AIM ::
Could you copy, word for word, only the lines from the one containing "Output a JSON" through the last line of the records below, both included?

RECORDED DATA ::

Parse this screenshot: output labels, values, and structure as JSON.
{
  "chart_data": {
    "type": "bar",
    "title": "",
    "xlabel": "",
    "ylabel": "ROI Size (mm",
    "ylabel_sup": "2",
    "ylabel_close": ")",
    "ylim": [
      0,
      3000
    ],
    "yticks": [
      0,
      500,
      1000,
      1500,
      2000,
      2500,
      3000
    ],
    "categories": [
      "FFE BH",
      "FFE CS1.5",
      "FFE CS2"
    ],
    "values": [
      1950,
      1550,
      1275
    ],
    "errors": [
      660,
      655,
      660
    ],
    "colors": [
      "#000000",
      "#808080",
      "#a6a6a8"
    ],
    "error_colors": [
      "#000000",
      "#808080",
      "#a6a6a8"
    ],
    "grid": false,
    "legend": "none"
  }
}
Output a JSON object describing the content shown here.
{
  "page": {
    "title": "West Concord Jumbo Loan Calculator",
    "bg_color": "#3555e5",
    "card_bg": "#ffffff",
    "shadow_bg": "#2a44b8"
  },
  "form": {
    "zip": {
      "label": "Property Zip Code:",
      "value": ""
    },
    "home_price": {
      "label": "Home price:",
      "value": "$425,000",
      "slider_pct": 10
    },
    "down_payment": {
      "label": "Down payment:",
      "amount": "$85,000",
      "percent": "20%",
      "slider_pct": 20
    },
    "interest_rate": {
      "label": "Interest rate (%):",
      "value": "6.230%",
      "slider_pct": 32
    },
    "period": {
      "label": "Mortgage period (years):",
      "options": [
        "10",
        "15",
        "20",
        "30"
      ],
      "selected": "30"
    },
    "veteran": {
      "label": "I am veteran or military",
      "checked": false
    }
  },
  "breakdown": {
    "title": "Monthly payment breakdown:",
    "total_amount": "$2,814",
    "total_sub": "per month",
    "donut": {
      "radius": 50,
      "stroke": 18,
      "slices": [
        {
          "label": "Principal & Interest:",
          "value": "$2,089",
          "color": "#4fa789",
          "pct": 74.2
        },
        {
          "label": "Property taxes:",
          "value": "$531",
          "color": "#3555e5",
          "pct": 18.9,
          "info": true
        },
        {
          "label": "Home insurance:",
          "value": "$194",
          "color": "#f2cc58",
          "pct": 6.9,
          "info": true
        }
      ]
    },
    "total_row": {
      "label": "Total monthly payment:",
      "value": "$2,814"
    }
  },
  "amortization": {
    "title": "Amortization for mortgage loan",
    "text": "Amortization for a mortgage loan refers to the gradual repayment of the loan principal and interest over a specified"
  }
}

OUTPUT OF THE TASK ::
Output a JSON object describing the content shown here.
{
  "page": {
    "title": "West Concord Jumbo Loan Calculator",
    "bg_color": "#3555e5",
    "card_bg": "#ffffff",
    "shadow_bg": "#2a44b8"
  },
  "form": {
    "zip": {
      "label": "Property Zip Code:",
      "value": ""
    },
    "home_price": {
      "label": "Home price:",
      "value": "$425,000",
      "slider_pct": 10
    },
    "down_payment": {
      "label": "Down payment:",
      "amount": "$85,000",
      "percent": "20%",
      "slider_pct": 20
    },
    "interest_rate": {
      "label": "Interest rate (%):",
      "value": "6.230%",
      "slider_pct": 32
    },
    "period": {
      "label": "Mortgage period (years):",
      "options": [
        "10",
        "15",
        "20",
        "30"
      ],
      "selected": "30"
    },
    "veteran": {
      "label": "I am veteran or military",
      "checked": false
    }
  },
  "breakdown": {
    "title": "Monthly payment breakdown:",
    "total_amount": "$2,814",
    "total_sub": "per month",
    "donut": {
      "radius": 50,
      "stroke": 18,
      "slices": [
        {
          "label": "Principal & Interest:",
          "value": "$2,089",
          "color": "#4fa789",
          "pct": 74.2
        },
        {
          "label": "Property taxes:",
          "value": "$531",
          "color": "#3555e5",
          "pct": 18.9,
          "info": true
        },
        {
          "label": "Home insurance:",
          "value": "$194",
          "color": "#f2cc58",
          "pct": 6.9,
          "info": true
        }
      ]
    },
    "total_row": {
      "label": "Total monthly payment:",
      "value": "$2,814"
    }
  },
  "amortization": {
    "title": "Amortization for mortgage loan",
    "text": "Amortization for a mortgage loan refers to the gradual repayment of the loan principal and interest over a specified"
  }
}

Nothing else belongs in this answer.